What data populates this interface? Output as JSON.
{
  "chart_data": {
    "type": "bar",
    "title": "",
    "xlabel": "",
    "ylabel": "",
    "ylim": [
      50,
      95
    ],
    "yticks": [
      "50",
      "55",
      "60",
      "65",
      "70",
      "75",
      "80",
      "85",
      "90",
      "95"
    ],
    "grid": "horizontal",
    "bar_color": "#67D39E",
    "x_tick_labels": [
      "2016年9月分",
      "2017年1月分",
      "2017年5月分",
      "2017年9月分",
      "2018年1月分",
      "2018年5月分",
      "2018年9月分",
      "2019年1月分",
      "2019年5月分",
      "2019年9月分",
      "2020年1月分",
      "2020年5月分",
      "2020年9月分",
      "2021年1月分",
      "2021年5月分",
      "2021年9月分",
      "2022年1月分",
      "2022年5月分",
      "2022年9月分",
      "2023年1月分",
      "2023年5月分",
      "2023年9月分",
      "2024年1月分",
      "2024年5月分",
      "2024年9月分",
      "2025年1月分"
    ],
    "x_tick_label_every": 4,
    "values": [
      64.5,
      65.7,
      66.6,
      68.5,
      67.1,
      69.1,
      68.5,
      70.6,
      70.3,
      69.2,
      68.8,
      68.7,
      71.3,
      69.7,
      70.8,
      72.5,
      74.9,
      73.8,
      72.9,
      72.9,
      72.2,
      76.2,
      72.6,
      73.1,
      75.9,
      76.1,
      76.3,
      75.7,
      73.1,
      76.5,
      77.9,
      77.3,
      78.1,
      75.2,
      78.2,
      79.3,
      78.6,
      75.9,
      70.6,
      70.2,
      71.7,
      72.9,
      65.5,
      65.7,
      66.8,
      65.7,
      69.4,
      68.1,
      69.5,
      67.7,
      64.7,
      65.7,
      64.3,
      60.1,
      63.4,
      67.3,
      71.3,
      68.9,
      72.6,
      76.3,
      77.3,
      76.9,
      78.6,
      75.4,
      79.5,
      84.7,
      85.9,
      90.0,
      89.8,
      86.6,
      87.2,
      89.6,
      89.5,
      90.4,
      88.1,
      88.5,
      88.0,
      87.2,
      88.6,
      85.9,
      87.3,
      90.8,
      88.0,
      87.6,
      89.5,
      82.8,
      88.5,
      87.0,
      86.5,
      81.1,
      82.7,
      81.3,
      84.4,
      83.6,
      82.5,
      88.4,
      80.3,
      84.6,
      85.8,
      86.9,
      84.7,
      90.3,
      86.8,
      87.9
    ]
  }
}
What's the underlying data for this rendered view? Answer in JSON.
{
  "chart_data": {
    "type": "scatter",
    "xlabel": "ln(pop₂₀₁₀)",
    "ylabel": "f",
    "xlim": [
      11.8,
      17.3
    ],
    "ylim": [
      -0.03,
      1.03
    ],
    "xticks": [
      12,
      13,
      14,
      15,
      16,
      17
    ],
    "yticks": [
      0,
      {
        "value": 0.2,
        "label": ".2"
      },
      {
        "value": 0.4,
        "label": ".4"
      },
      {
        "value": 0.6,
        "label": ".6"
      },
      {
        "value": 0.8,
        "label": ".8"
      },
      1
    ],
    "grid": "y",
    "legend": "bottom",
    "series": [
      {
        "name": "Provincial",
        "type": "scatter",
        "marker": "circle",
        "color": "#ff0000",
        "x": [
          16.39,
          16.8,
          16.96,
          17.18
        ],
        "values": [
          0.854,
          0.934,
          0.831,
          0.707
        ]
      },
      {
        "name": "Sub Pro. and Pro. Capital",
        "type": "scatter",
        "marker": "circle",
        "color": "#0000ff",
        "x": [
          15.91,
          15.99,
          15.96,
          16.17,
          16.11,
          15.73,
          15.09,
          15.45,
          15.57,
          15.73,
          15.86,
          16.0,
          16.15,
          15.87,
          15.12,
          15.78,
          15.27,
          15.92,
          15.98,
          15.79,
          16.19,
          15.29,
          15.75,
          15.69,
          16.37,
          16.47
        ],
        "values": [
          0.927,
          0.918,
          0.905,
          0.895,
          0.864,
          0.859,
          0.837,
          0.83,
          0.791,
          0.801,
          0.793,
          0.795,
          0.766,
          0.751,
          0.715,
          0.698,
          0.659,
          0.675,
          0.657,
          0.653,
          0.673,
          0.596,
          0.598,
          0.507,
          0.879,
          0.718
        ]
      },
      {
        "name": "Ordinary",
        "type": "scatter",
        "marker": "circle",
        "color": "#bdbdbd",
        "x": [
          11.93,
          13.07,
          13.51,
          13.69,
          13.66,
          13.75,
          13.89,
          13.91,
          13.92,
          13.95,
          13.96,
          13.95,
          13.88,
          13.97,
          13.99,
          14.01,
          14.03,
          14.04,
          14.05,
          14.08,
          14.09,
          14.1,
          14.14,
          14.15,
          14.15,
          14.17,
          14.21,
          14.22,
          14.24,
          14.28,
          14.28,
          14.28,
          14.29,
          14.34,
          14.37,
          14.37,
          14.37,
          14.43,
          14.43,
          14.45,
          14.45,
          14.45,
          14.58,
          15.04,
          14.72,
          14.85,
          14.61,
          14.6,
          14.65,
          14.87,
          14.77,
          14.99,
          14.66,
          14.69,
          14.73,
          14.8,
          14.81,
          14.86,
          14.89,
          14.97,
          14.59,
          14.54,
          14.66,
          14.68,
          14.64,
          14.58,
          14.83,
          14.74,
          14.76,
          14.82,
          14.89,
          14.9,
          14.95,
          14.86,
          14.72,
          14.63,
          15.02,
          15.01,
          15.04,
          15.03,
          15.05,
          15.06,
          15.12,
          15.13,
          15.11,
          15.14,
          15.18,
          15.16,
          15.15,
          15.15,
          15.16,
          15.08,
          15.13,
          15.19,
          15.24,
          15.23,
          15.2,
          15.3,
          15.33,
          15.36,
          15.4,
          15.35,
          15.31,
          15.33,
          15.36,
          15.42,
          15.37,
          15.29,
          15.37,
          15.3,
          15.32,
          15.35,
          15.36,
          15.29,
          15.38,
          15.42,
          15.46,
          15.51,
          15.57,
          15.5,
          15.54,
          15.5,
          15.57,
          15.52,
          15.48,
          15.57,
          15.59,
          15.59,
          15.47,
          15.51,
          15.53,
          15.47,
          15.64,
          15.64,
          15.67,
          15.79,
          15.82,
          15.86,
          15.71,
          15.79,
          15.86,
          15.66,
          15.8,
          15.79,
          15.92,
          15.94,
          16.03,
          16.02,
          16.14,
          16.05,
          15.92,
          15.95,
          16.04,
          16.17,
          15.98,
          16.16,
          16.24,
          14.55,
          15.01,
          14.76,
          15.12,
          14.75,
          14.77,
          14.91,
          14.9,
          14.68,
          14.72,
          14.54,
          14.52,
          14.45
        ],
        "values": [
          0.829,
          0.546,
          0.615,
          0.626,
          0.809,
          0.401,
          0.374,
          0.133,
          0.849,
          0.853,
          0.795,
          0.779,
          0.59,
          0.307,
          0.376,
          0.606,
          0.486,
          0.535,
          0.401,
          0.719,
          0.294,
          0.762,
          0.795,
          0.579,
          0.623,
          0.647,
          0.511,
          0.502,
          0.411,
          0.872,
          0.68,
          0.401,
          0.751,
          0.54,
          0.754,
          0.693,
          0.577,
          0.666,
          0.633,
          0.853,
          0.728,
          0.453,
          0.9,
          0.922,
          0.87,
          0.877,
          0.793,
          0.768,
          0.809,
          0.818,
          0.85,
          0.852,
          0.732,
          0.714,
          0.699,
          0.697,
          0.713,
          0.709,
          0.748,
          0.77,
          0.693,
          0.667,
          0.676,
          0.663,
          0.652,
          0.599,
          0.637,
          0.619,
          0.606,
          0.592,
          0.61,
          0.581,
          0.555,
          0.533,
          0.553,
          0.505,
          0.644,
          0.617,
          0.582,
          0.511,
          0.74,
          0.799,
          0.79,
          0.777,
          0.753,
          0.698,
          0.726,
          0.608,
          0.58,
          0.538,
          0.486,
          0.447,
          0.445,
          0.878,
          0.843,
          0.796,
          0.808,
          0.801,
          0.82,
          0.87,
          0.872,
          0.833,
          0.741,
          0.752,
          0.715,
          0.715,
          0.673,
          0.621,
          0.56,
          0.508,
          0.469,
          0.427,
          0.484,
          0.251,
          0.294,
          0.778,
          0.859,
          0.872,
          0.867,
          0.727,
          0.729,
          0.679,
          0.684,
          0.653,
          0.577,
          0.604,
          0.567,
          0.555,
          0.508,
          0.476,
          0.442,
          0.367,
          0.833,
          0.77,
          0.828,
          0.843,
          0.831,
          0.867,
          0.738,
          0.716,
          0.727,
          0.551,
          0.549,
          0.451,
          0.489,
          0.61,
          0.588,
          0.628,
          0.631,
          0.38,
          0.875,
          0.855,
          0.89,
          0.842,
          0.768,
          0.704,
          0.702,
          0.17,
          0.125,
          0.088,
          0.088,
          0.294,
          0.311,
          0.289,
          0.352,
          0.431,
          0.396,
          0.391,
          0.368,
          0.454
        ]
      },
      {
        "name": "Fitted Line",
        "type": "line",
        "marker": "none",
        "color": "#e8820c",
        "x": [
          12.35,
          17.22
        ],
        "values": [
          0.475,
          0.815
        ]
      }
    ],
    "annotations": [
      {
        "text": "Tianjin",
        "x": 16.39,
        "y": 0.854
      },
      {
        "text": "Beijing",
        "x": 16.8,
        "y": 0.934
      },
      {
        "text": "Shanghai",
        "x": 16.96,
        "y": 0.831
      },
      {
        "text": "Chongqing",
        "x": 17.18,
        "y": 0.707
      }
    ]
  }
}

◇ ◇ ◇ ◇

§ **Exercise details**: Which lines include "text"? Copy each of them out.

§ **Correct answer**:
        "text": "Tianjin",
        "text": "Beijing",
        "text": "Shanghai",
        "text": "Chongqing",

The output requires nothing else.